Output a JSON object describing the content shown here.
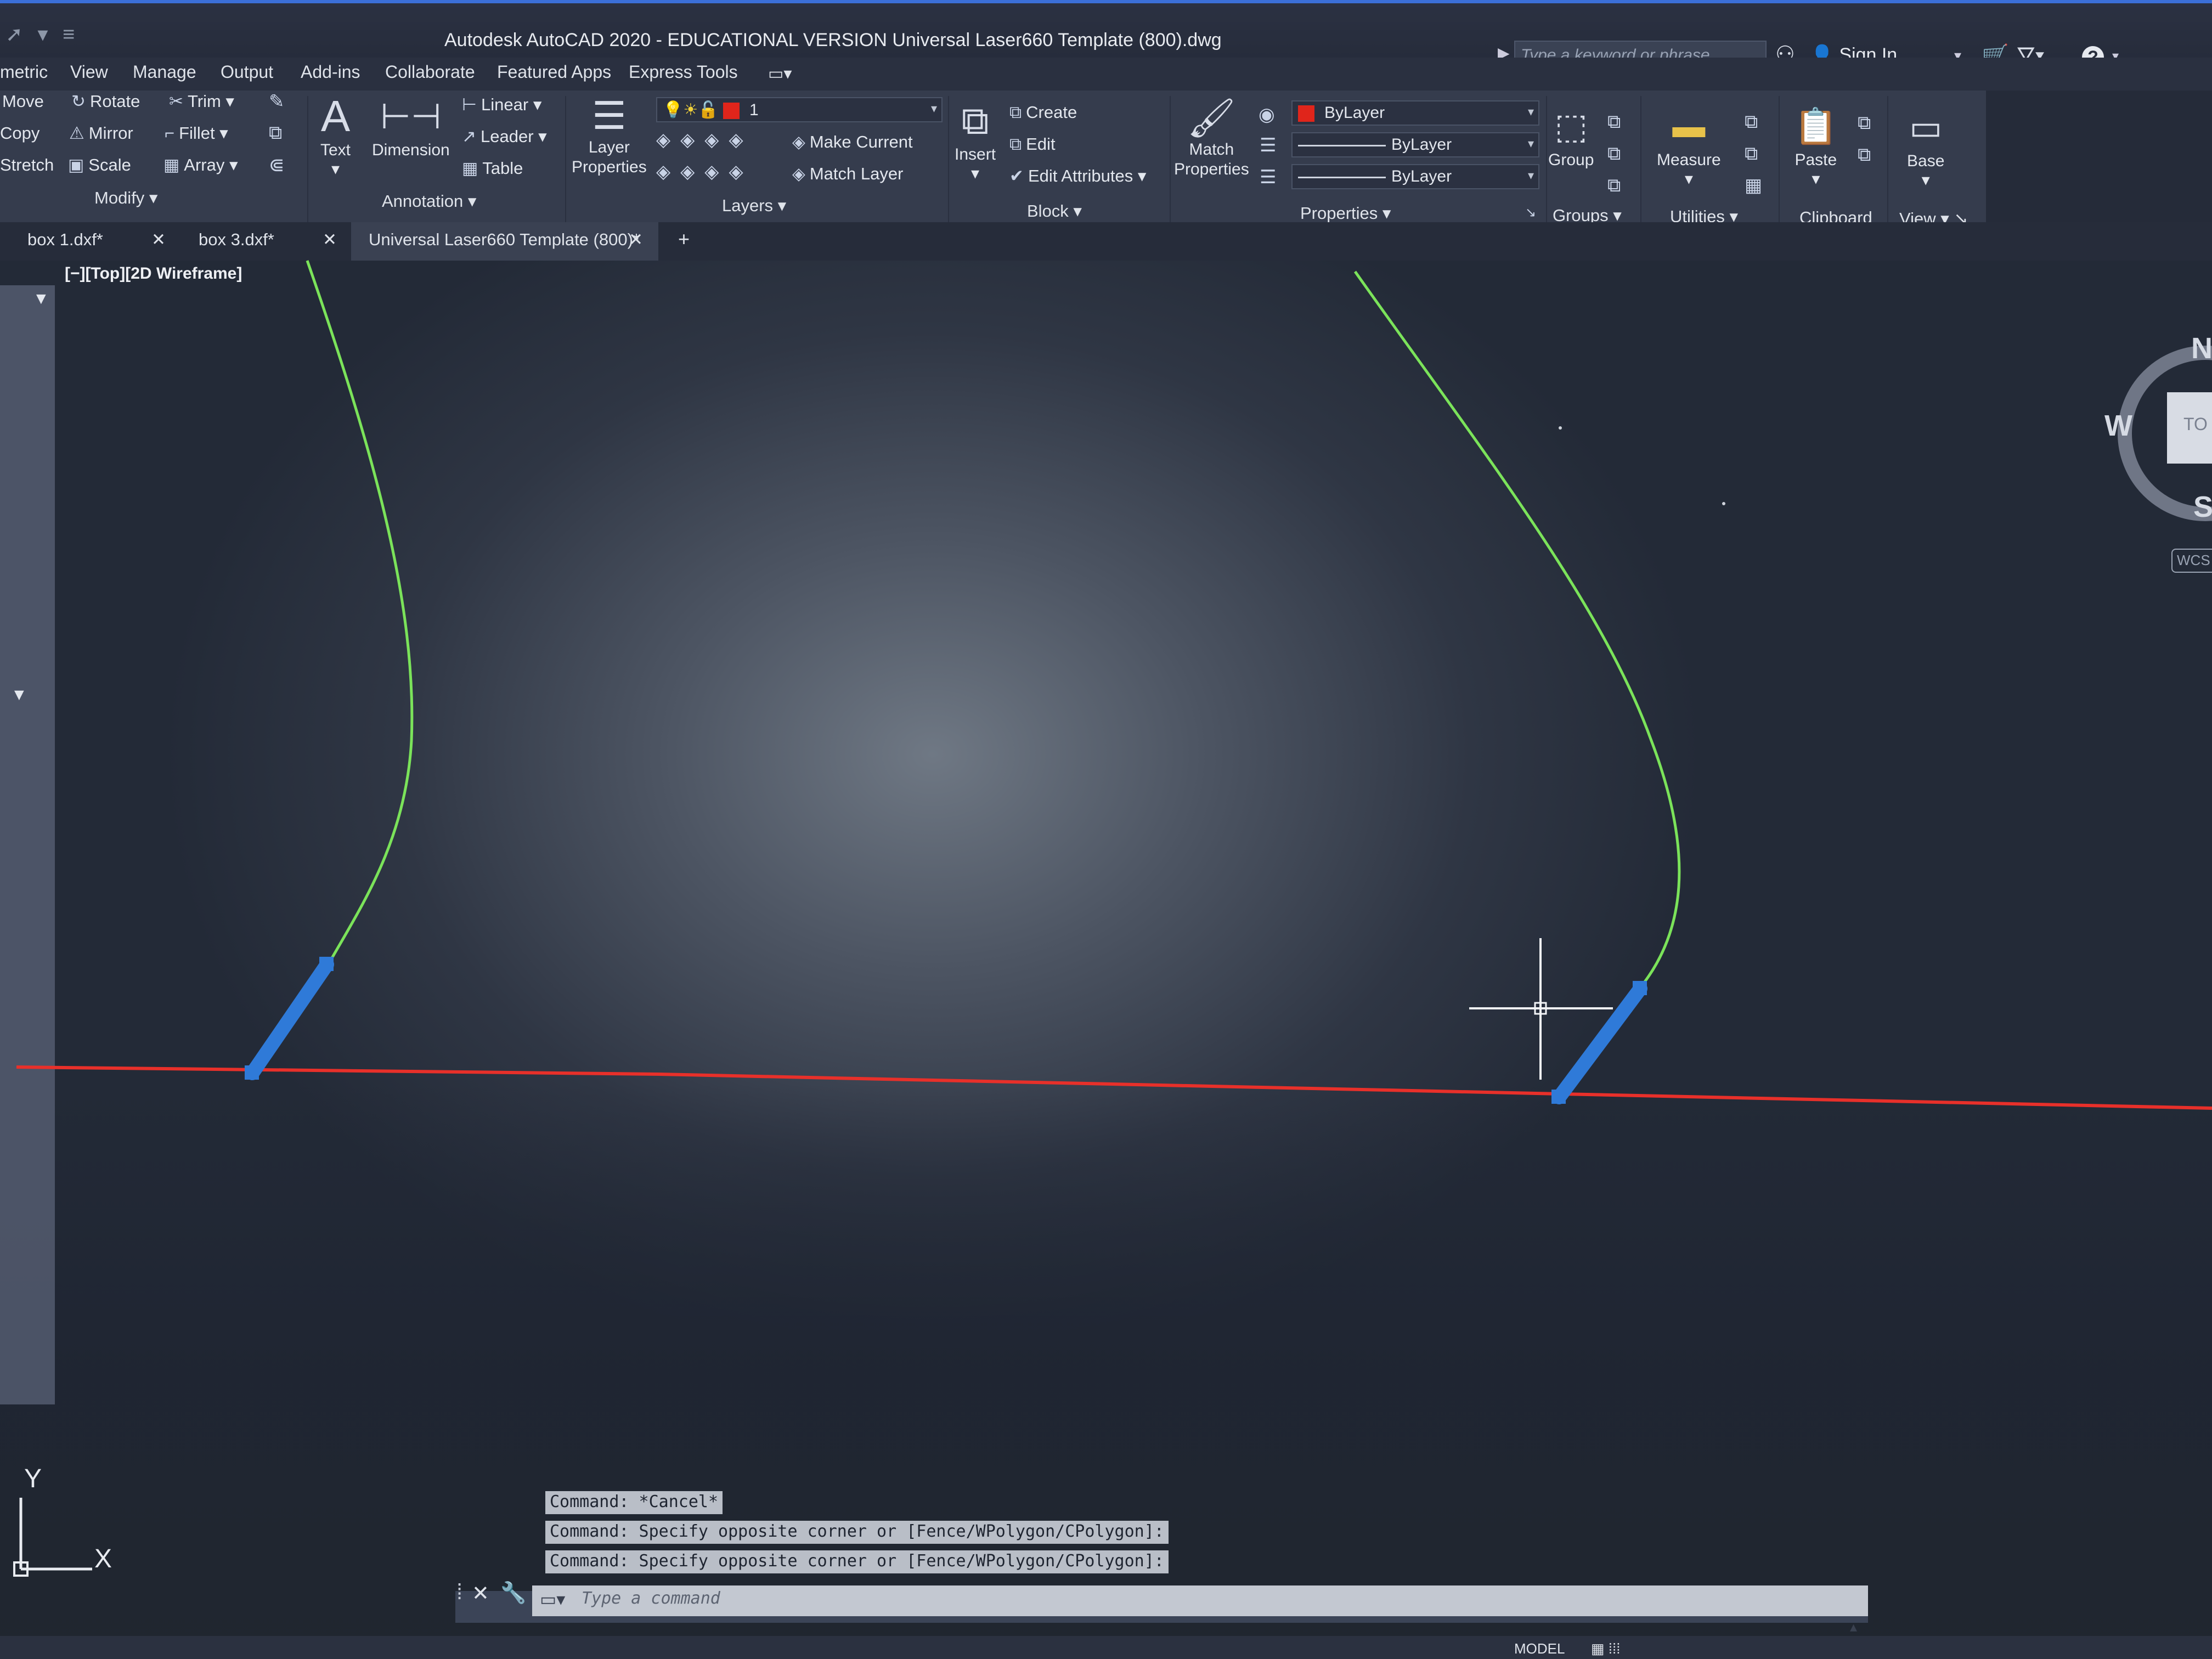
{
  "window": {
    "title": "Autodesk AutoCAD 2020 - EDUCATIONAL VERSION    Universal Laser660 Template (800).dwg",
    "search_placeholder": "Type a keyword or phrase",
    "sign_in_label": "Sign In",
    "help_label": "?"
  },
  "menu_tabs": [
    "metric",
    "View",
    "Manage",
    "Output",
    "Add-ins",
    "Collaborate",
    "Featured Apps",
    "Express Tools"
  ],
  "ribbon": {
    "modify": {
      "title": "Modify",
      "items": [
        "Move",
        "Rotate",
        "Trim",
        "Copy",
        "Mirror",
        "Fillet",
        "Stretch",
        "Scale",
        "Array"
      ]
    },
    "annotation": {
      "title": "Annotation",
      "text_label": "Text",
      "dimension_label": "Dimension",
      "linear_label": "Linear",
      "leader_label": "Leader",
      "table_label": "Table"
    },
    "layers": {
      "title": "Layers",
      "layer_properties_label": "Layer\nProperties",
      "current_layer": "1",
      "make_current_label": "Make Current",
      "match_layer_label": "Match Layer"
    },
    "block": {
      "title": "Block",
      "insert_label": "Insert",
      "create_label": "Create",
      "edit_label": "Edit",
      "edit_attributes_label": "Edit Attributes"
    },
    "properties": {
      "title": "Properties",
      "match_properties_label": "Match\nProperties",
      "color_value": "ByLayer",
      "linetype_value": "ByLayer",
      "lineweight_value": "ByLayer"
    },
    "groups": {
      "title": "Groups",
      "group_label": "Group"
    },
    "utilities": {
      "title": "Utilities",
      "measure_label": "Measure"
    },
    "clipboard": {
      "title": "Clipboard",
      "paste_label": "Paste"
    },
    "view": {
      "title": "View",
      "base_label": "Base"
    }
  },
  "doc_tabs": [
    {
      "label": "box 1.dxf*",
      "active": false
    },
    {
      "label": "box 3.dxf*",
      "active": false
    },
    {
      "label": "Universal Laser660 Template (800)*",
      "active": true
    }
  ],
  "viewport": {
    "label": "[−][Top][2D Wireframe]"
  },
  "viewcube": {
    "north": "N",
    "west": "W",
    "south": "S",
    "face": "TO",
    "wcs": "WCS"
  },
  "ucs": {
    "x": "X",
    "y": "Y"
  },
  "command_line": {
    "history": [
      "Command: *Cancel*",
      "Command: Specify opposite corner or [Fence/WPolygon/CPolygon]:",
      "Command: Specify opposite corner or [Fence/WPolygon/CPolygon]:"
    ],
    "placeholder": "Type a command"
  },
  "status_bar": {
    "model_label": "MODEL"
  },
  "colors": {
    "curve": "#7be35a",
    "baseline": "#e8302a",
    "selection": "#2f7ad8",
    "accent": "#3b6fd8"
  }
}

━━━

Copy every line in the listing above where the string "Fence" turns up.

      "Command: Specify opposite corner or [Fence/WPolygon/CPolygon]:",
      "Command: Specify opposite corner or [Fence/WPolygon/CPolygon]:"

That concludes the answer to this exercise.